Every record must be repeated exactly, with no omission.

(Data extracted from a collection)
════════════════════
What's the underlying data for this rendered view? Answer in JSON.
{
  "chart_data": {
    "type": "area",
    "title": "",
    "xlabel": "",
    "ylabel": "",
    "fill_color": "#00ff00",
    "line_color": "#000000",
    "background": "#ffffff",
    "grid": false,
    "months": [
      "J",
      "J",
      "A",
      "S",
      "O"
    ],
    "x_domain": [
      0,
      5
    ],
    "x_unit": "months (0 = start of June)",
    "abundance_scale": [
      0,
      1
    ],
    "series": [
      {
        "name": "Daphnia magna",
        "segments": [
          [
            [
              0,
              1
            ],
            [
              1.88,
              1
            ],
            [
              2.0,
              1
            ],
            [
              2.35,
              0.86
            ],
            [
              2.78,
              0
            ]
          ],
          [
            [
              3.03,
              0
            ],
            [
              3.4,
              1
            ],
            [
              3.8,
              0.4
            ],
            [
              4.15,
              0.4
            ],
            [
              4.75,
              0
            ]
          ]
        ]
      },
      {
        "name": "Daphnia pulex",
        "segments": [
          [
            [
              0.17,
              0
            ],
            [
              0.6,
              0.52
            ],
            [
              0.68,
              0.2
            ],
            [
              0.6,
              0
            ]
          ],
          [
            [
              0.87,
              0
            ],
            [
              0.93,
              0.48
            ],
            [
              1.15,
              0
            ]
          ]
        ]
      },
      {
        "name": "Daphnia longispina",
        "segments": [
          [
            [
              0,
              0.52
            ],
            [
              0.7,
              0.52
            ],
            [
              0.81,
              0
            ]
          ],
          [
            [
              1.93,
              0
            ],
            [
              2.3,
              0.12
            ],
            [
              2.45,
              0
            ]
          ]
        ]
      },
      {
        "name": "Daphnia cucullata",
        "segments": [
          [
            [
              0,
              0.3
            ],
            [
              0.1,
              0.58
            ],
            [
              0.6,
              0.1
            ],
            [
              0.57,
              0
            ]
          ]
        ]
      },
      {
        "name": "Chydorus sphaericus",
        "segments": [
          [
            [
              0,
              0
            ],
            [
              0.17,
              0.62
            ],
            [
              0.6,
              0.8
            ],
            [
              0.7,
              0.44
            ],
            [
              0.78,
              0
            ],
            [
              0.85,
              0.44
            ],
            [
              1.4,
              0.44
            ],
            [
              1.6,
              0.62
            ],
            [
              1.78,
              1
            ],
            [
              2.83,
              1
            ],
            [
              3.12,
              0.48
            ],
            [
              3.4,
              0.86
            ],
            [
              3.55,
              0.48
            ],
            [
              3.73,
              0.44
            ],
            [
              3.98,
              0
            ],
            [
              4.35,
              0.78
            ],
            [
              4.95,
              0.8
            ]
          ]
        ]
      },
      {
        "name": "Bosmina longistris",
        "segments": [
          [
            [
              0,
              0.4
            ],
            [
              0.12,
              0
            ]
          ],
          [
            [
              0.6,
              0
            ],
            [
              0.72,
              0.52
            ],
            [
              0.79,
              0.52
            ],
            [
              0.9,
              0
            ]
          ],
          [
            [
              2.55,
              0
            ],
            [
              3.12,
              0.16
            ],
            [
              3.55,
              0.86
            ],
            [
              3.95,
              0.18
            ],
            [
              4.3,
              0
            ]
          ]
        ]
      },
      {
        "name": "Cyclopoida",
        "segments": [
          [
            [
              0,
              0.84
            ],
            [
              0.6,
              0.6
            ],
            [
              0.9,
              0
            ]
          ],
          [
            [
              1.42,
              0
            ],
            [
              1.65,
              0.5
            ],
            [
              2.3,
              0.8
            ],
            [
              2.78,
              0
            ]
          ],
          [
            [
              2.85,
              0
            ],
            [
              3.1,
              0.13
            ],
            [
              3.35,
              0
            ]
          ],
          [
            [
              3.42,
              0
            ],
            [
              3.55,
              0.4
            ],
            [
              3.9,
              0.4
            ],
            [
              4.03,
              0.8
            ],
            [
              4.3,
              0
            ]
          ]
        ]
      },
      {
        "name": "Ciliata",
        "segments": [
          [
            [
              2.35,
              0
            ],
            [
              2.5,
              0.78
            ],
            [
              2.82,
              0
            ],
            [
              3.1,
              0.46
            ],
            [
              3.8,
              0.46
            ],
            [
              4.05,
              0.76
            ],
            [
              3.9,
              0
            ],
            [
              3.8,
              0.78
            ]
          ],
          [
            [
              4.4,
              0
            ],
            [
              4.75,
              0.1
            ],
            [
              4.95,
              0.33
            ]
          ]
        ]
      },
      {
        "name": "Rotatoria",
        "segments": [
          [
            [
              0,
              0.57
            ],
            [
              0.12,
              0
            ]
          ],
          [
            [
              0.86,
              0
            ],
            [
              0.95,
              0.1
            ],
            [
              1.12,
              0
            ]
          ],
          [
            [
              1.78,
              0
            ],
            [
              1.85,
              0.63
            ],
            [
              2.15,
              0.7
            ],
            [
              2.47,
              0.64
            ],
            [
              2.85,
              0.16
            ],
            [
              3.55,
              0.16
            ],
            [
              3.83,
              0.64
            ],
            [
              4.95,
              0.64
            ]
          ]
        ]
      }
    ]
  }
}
════════════════════
Task result:
What's the underlying data for this rendered view? Answer in JSON.
{
  "chart_data": {
    "type": "area",
    "title": "",
    "xlabel": "",
    "ylabel": "",
    "fill_color": "#00ff00",
    "line_color": "#000000",
    "background": "#ffffff",
    "grid": false,
    "months": [
      "J",
      "J",
      "A",
      "S",
      "O"
    ],
    "x_domain": [
      0,
      5
    ],
    "x_unit": "months (0 = start of June)",
    "abundance_scale": [
      0,
      1
    ],
    "series": [
      {
        "name": "Daphnia magna",
        "segments": [
          [
            [
              0,
              1
            ],
            [
              1.88,
              1
            ],
            [
              2.0,
              1
            ],
            [
              2.35,
              0.86
            ],
            [
              2.78,
              0
            ]
          ],
          [
            [
              3.03,
              0
            ],
            [
              3.4,
              1
            ],
            [
              3.8,
              0.4
            ],
            [
              4.15,
              0.4
            ],
            [
              4.75,
              0
            ]
          ]
        ]
      },
      {
        "name": "Daphnia pulex",
        "segments": [
          [
            [
              0.17,
              0
            ],
            [
              0.6,
              0.52
            ],
            [
              0.68,
              0.2
            ],
            [
              0.6,
              0
            ]
          ],
          [
            [
              0.87,
              0
            ],
            [
              0.93,
              0.48
            ],
            [
              1.15,
              0
            ]
          ]
        ]
      },
      {
        "name": "Daphnia longispina",
        "segments": [
          [
            [
              0,
              0.52
            ],
            [
              0.7,
              0.52
            ],
            [
              0.81,
              0
            ]
          ],
          [
            [
              1.93,
              0
            ],
            [
              2.3,
              0.12
            ],
            [
              2.45,
              0
            ]
          ]
        ]
      },
      {
        "name": "Daphnia cucullata",
        "segments": [
          [
            [
              0,
              0.3
            ],
            [
              0.1,
              0.58
            ],
            [
              0.6,
              0.1
            ],
            [
              0.57,
              0
            ]
          ]
        ]
      },
      {
        "name": "Chydorus sphaericus",
        "segments": [
          [
            [
              0,
              0
            ],
            [
              0.17,
              0.62
            ],
            [
              0.6,
              0.8
            ],
            [
              0.7,
              0.44
            ],
            [
              0.78,
              0
            ],
            [
              0.85,
              0.44
            ],
            [
              1.4,
              0.44
            ],
            [
              1.6,
              0.62
            ],
            [
              1.78,
              1
            ],
            [
              2.83,
              1
            ],
            [
              3.12,
              0.48
            ],
            [
              3.4,
              0.86
            ],
            [
              3.55,
              0.48
            ],
            [
              3.73,
              0.44
            ],
            [
              3.98,
              0
            ],
            [
              4.35,
              0.78
            ],
            [
              4.95,
              0.8
            ]
          ]
        ]
      },
      {
        "name": "Bosmina longistris",
        "segments": [
          [
            [
              0,
              0.4
            ],
            [
              0.12,
              0
            ]
          ],
          [
            [
              0.6,
              0
            ],
            [
              0.72,
              0.52
            ],
            [
              0.79,
              0.52
            ],
            [
              0.9,
              0
            ]
          ],
          [
            [
              2.55,
              0
            ],
            [
              3.12,
              0.16
            ],
            [
              3.55,
              0.86
            ],
            [
              3.95,
              0.18
            ],
            [
              4.3,
              0
            ]
          ]
        ]
      },
      {
        "name": "Cyclopoida",
        "segments": [
          [
            [
              0,
              0.84
            ],
            [
              0.6,
              0.6
            ],
            [
              0.9,
              0
            ]
          ],
          [
            [
              1.42,
              0
            ],
            [
              1.65,
              0.5
            ],
            [
              2.3,
              0.8
            ],
            [
              2.78,
              0
            ]
          ],
          [
            [
              2.85,
              0
            ],
            [
              3.1,
              0.13
            ],
            [
              3.35,
              0
            ]
          ],
          [
            [
              3.42,
              0
            ],
            [
              3.55,
              0.4
            ],
            [
              3.9,
              0.4
            ],
            [
              4.03,
              0.8
            ],
            [
              4.3,
              0
            ]
          ]
        ]
      },
      {
        "name": "Ciliata",
        "segments": [
          [
            [
              2.35,
              0
            ],
            [
              2.5,
              0.78
            ],
            [
              2.82,
              0
            ],
            [
              3.1,
              0.46
            ],
            [
              3.8,
              0.46
            ],
            [
              4.05,
              0.76
            ],
            [
              3.9,
              0
            ],
            [
              3.8,
              0.78
            ]
          ],
          [
            [
              4.4,
              0
            ],
            [
              4.75,
              0.1
            ],
            [
              4.95,
              0.33
            ]
          ]
        ]
      },
      {
        "name": "Rotatoria",
        "segments": [
          [
            [
              0,
              0.57
            ],
            [
              0.12,
              0
            ]
          ],
          [
            [
              0.86,
              0
            ],
            [
              0.95,
              0.1
            ],
            [
              1.12,
              0
            ]
          ],
          [
            [
              1.78,
              0
            ],
            [
              1.85,
              0.63
            ],
            [
              2.15,
              0.7
            ],
            [
              2.47,
              0.64
            ],
            [
              2.85,
              0.16
            ],
            [
              3.55,
              0.16
            ],
            [
              3.83,
              0.64
            ],
            [
              4.95,
              0.64
            ]
          ]
        ]
      }
    ]
  }
}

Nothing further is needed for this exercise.